***** DATA PROVIDED

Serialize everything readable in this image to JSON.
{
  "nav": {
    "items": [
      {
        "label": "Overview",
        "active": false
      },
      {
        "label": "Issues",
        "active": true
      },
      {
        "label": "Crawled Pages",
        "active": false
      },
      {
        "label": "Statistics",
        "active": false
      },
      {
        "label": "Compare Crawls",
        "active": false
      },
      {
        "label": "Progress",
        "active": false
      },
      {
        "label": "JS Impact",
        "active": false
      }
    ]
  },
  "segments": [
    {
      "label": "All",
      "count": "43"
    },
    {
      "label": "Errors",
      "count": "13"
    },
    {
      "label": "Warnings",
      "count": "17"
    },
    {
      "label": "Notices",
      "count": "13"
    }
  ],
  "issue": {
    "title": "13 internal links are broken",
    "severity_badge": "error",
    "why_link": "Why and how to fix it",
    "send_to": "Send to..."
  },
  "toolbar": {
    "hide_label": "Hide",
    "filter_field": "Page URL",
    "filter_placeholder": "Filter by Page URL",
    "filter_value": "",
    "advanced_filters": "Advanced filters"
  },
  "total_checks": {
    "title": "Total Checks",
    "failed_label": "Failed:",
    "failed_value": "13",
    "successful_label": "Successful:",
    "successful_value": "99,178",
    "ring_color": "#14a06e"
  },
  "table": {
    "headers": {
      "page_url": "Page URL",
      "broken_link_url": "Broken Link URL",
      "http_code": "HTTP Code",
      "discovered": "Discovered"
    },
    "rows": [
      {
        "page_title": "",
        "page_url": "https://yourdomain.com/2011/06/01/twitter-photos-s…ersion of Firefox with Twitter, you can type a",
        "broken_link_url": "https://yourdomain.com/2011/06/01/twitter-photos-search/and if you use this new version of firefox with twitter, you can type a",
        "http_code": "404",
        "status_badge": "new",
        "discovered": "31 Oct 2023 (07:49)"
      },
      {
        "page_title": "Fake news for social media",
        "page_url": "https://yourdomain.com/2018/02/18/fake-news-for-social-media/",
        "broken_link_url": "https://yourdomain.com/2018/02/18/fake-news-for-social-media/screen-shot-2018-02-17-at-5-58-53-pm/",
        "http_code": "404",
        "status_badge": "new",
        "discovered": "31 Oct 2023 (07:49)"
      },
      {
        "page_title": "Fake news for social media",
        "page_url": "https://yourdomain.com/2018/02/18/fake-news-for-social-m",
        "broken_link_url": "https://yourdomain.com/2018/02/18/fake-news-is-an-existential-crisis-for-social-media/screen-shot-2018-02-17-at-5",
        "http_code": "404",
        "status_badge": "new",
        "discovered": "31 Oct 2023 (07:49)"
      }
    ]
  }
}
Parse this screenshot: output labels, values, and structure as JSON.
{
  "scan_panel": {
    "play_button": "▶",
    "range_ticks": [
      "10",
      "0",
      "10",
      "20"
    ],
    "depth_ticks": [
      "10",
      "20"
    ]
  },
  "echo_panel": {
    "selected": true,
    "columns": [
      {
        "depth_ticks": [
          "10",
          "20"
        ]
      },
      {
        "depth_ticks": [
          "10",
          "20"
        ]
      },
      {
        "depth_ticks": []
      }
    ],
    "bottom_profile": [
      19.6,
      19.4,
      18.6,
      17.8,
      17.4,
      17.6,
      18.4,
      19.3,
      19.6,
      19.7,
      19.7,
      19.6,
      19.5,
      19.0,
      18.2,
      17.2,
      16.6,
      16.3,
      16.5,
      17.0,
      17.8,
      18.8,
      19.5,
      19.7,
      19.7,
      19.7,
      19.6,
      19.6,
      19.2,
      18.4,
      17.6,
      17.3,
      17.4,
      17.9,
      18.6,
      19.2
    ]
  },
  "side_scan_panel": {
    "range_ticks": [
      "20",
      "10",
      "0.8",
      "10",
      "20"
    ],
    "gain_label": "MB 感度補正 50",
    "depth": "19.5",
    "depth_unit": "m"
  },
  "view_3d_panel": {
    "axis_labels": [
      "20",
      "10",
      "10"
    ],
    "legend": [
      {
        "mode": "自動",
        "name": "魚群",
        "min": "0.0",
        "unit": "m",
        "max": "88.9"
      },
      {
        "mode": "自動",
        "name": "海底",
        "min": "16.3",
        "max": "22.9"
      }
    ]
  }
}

**********

_PROBLEM TO WORK ON_. Examine the entries and report how many of their lines contain the string "this", giving no more than the number.

_TASK RESULT_. 3